> [EXERCISE OBJECTIVE]:
Repeat the data that follows, word for word, without the images.

Excerpts from a figure dataset:
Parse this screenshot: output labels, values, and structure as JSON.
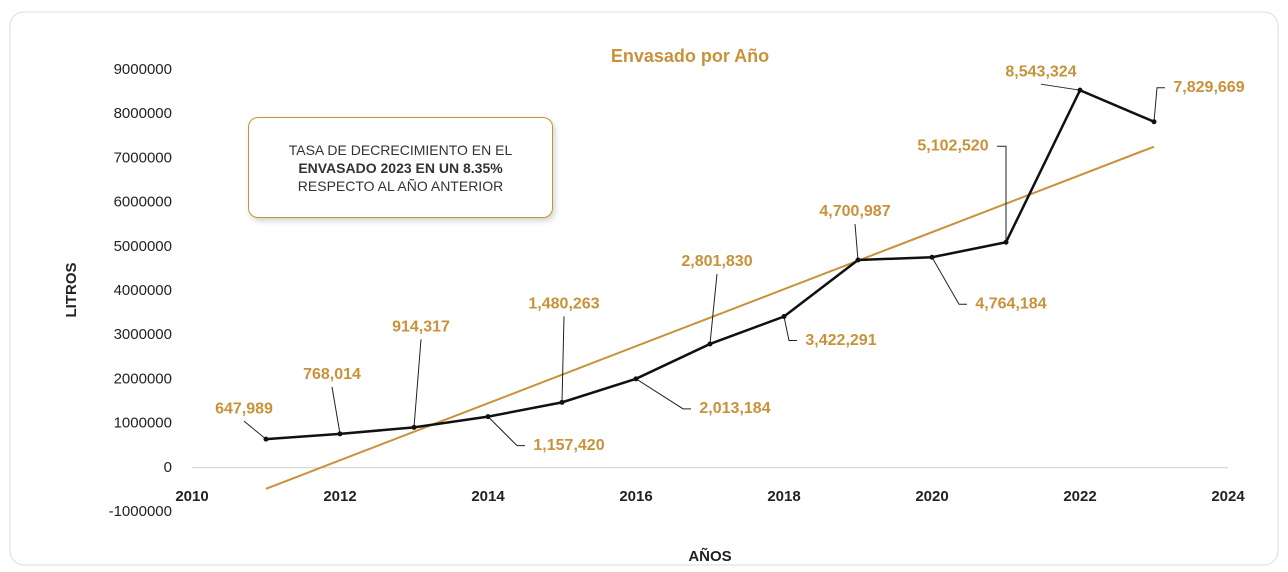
{
  "chart_data": {
    "type": "line",
    "title": "Envasado por Año",
    "x_label": "AÑOS",
    "y_label": "LITROS",
    "x": [
      2011,
      2012,
      2013,
      2014,
      2015,
      2016,
      2017,
      2018,
      2019,
      2020,
      2021,
      2022,
      2023
    ],
    "series": [
      {
        "name": "Envasado",
        "color": "#111111",
        "values": [
          647989,
          768014,
          914317,
          1157420,
          1480263,
          2013184,
          2801830,
          3422291,
          4700987,
          4764184,
          5102520,
          8543324,
          7829669
        ],
        "value_labels": [
          "647,989",
          "768,014",
          "914,317",
          "1,157,420",
          "1,480,263",
          "2,013,184",
          "2,801,830",
          "3,422,291",
          "4,700,987",
          "4,764,184",
          "5,102,520",
          "8,543,324",
          "7,829,669"
        ]
      }
    ],
    "label_color": "#c8923a",
    "trendline": {
      "color": "#c8923a"
    },
    "xlim": [
      2010,
      2024
    ],
    "xticks": [
      2010,
      2012,
      2014,
      2016,
      2018,
      2020,
      2022,
      2024
    ],
    "ylim": [
      -1000000,
      9000000
    ],
    "yticks": [
      -1000000,
      0,
      1000000,
      2000000,
      3000000,
      4000000,
      5000000,
      6000000,
      7000000,
      8000000,
      9000000
    ],
    "annotation": [
      "TASA DE DECRECIMIENTO EN EL",
      "ENVASADO 2023 EN UN 8.35%",
      "RESPECTO AL AÑO ANTERIOR"
    ]
  }
}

> [SOLUTION TO THIS TASK]:
Parse this screenshot: output labels, values, and structure as JSON.
{
  "chart_data": {
    "type": "line",
    "title": "Envasado por Año",
    "x_label": "AÑOS",
    "y_label": "LITROS",
    "x": [
      2011,
      2012,
      2013,
      2014,
      2015,
      2016,
      2017,
      2018,
      2019,
      2020,
      2021,
      2022,
      2023
    ],
    "series": [
      {
        "name": "Envasado",
        "color": "#111111",
        "values": [
          647989,
          768014,
          914317,
          1157420,
          1480263,
          2013184,
          2801830,
          3422291,
          4700987,
          4764184,
          5102520,
          8543324,
          7829669
        ],
        "value_labels": [
          "647,989",
          "768,014",
          "914,317",
          "1,157,420",
          "1,480,263",
          "2,013,184",
          "2,801,830",
          "3,422,291",
          "4,700,987",
          "4,764,184",
          "5,102,520",
          "8,543,324",
          "7,829,669"
        ]
      }
    ],
    "label_color": "#c8923a",
    "trendline": {
      "color": "#c8923a"
    },
    "xlim": [
      2010,
      2024
    ],
    "xticks": [
      2010,
      2012,
      2014,
      2016,
      2018,
      2020,
      2022,
      2024
    ],
    "ylim": [
      -1000000,
      9000000
    ],
    "yticks": [
      -1000000,
      0,
      1000000,
      2000000,
      3000000,
      4000000,
      5000000,
      6000000,
      7000000,
      8000000,
      9000000
    ],
    "annotation": [
      "TASA DE DECRECIMIENTO EN EL",
      "ENVASADO 2023 EN UN 8.35%",
      "RESPECTO AL AÑO ANTERIOR"
    ]
  }
}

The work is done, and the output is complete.